#### What to work on
List all the lines in these records that hold "Kecskemét".
## begin Records to process
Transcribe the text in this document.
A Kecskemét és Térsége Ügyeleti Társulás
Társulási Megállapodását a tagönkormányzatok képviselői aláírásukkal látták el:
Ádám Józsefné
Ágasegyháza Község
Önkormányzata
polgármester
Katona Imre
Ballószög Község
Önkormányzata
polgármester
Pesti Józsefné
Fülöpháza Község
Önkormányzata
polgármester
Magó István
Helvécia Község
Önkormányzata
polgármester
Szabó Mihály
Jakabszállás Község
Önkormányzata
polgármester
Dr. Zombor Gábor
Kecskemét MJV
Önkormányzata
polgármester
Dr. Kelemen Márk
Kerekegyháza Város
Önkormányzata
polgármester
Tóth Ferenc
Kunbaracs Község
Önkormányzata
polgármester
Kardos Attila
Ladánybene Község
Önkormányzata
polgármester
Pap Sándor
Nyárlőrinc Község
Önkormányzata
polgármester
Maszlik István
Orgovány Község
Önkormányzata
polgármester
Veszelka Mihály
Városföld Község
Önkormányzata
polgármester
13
## end Records to process
#### Solved exercise
A Kecskemét és Térsége Ügyeleti Társulás
Kecskemét MJV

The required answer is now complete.